═══ INFORMATION PROVIDED ═══
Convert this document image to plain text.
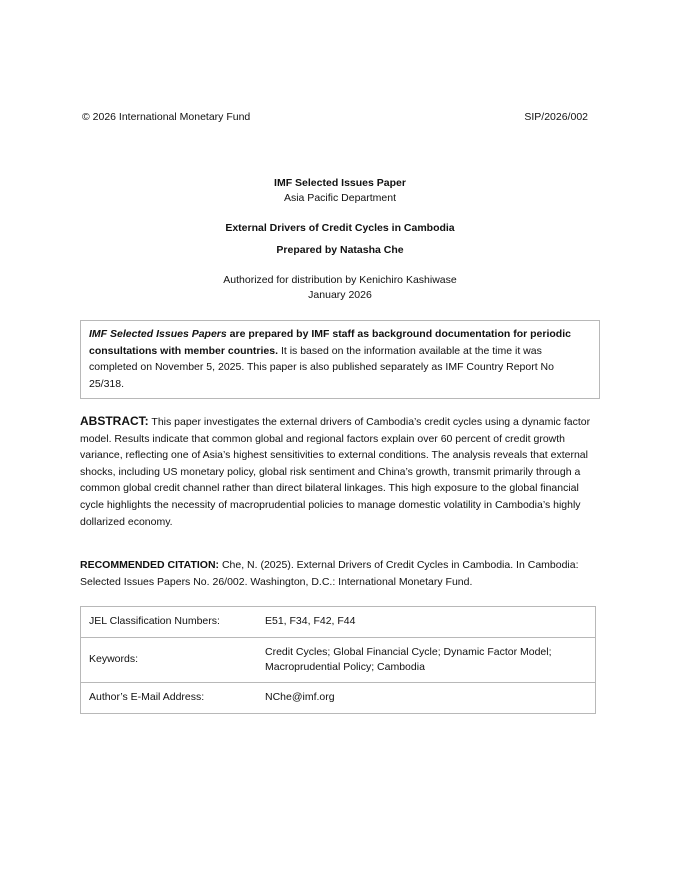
© 2026 International Monetary Fund	SIP/2026/002
IMF Selected Issues Paper
Asia Pacific Department
External Drivers of Credit Cycles in Cambodia
Prepared by Natasha Che
Authorized for distribution by Kenichiro Kashiwase
January 2026
IMF Selected Issues Papers are prepared by IMF staff as background documentation for periodic consultations with member countries. It is based on the information available at the time it was completed on November 5, 2025. This paper is also published separately as IMF Country Report No 25/318.
ABSTRACT: This paper investigates the external drivers of Cambodia’s credit cycles using a dynamic factor model. Results indicate that common global and regional factors explain over 60 percent of credit growth variance, reflecting one of Asia’s highest sensitivities to external conditions. The analysis reveals that external shocks, including US monetary policy, global risk sentiment and China’s growth, transmit primarily through a common global credit channel rather than direct bilateral linkages. This high exposure to the global financial cycle highlights the necessity of macroprudential policies to manage domestic volatility in Cambodia’s highly dollarized economy.
RECOMMENDED CITATION: Che, N. (2025). External Drivers of Credit Cycles in Cambodia. In Cambodia: Selected Issues Papers No. 26/002. Washington, D.C.: International Monetary Fund.
JEL Classification Numbers:	E51, F34, F42, F44
Keywords:	Credit Cycles; Global Financial Cycle; Dynamic Factor Model; Macroprudential Policy; Cambodia
Author’s E-Mail Address:	NChe@imf.org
═══
EXERCISE OBJECTIVE: Will you restate every entry word for word and omit the images?

WRITTEN RESPONSE:
Convert this document image to plain text.
© 2026 International Monetary Fund	SIP/2026/002
IMF Selected Issues Paper
Asia Pacific Department
External Drivers of Credit Cycles in Cambodia
Prepared by Natasha Che
Authorized for distribution by Kenichiro Kashiwase
January 2026
IMF Selected Issues Papers are prepared by IMF staff as background documentation for periodic consultations with member countries. It is based on the information available at the time it was completed on November 5, 2025. This paper is also published separately as IMF Country Report No 25/318.
ABSTRACT: This paper investigates the external drivers of Cambodia’s credit cycles using a dynamic factor model. Results indicate that common global and regional factors explain over 60 percent of credit growth variance, reflecting one of Asia’s highest sensitivities to external conditions. The analysis reveals that external shocks, including US monetary policy, global risk sentiment and China’s growth, transmit primarily through a common global credit channel rather than direct bilateral linkages. This high exposure to the global financial cycle highlights the necessity of macroprudential policies to manage domestic volatility in Cambodia’s highly dollarized economy.
RECOMMENDED CITATION: Che, N. (2025). External Drivers of Credit Cycles in Cambodia. In Cambodia: Selected Issues Papers No. 26/002. Washington, D.C.: International Monetary Fund.
JEL Classification Numbers:	E51, F34, F42, F44
Keywords:	Credit Cycles; Global Financial Cycle; Dynamic Factor Model; Macroprudential Policy; Cambodia
Author’s E-Mail Address:	NChe@imf.org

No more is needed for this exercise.